-- Exercise data start --
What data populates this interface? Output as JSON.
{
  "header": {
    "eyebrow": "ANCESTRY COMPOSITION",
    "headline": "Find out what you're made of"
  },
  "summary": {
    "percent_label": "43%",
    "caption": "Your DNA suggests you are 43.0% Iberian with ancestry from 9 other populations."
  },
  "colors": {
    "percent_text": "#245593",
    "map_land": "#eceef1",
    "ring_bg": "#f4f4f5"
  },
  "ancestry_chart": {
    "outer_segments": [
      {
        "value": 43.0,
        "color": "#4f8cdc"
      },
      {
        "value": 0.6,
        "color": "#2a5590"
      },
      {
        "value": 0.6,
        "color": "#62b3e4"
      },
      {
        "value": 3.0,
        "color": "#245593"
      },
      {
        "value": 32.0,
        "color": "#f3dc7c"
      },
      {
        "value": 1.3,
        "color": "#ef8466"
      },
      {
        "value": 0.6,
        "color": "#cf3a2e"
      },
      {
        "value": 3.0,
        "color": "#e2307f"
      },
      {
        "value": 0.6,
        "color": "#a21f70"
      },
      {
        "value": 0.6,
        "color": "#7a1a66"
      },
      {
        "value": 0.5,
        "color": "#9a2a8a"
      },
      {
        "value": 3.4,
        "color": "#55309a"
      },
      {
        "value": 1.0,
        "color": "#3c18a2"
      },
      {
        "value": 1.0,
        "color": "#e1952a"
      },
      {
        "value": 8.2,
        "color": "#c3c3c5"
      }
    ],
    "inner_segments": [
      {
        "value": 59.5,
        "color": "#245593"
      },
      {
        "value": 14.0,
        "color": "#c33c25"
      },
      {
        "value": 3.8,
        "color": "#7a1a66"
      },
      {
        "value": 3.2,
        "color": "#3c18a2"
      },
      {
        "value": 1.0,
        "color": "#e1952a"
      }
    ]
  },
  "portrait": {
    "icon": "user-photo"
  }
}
-- Exercise data end --
**To be done**
Quote every line of the data, word for word.

**The output**
What data populates this interface? Output as JSON.
{
  "header": {
    "eyebrow": "ANCESTRY COMPOSITION",
    "headline": "Find out what you're made of"
  },
  "summary": {
    "percent_label": "43%",
    "caption": "Your DNA suggests you are 43.0% Iberian with ancestry from 9 other populations."
  },
  "colors": {
    "percent_text": "#245593",
    "map_land": "#eceef1",
    "ring_bg": "#f4f4f5"
  },
  "ancestry_chart": {
    "outer_segments": [
      {
        "value": 43.0,
        "color": "#4f8cdc"
      },
      {
        "value": 0.6,
        "color": "#2a5590"
      },
      {
        "value": 0.6,
        "color": "#62b3e4"
      },
      {
        "value": 3.0,
        "color": "#245593"
      },
      {
        "value": 32.0,
        "color": "#f3dc7c"
      },
      {
        "value": 1.3,
        "color": "#ef8466"
      },
      {
        "value": 0.6,
        "color": "#cf3a2e"
      },
      {
        "value": 3.0,
        "color": "#e2307f"
      },
      {
        "value": 0.6,
        "color": "#a21f70"
      },
      {
        "value": 0.6,
        "color": "#7a1a66"
      },
      {
        "value": 0.5,
        "color": "#9a2a8a"
      },
      {
        "value": 3.4,
        "color": "#55309a"
      },
      {
        "value": 1.0,
        "color": "#3c18a2"
      },
      {
        "value": 1.0,
        "color": "#e1952a"
      },
      {
        "value": 8.2,
        "color": "#c3c3c5"
      }
    ],
    "inner_segments": [
      {
        "value": 59.5,
        "color": "#245593"
      },
      {
        "value": 14.0,
        "color": "#c33c25"
      },
      {
        "value": 3.8,
        "color": "#7a1a66"
      },
      {
        "value": 3.2,
        "color": "#3c18a2"
      },
      {
        "value": 1.0,
        "color": "#e1952a"
      }
    ]
  },
  "portrait": {
    "icon": "user-photo"
  }
}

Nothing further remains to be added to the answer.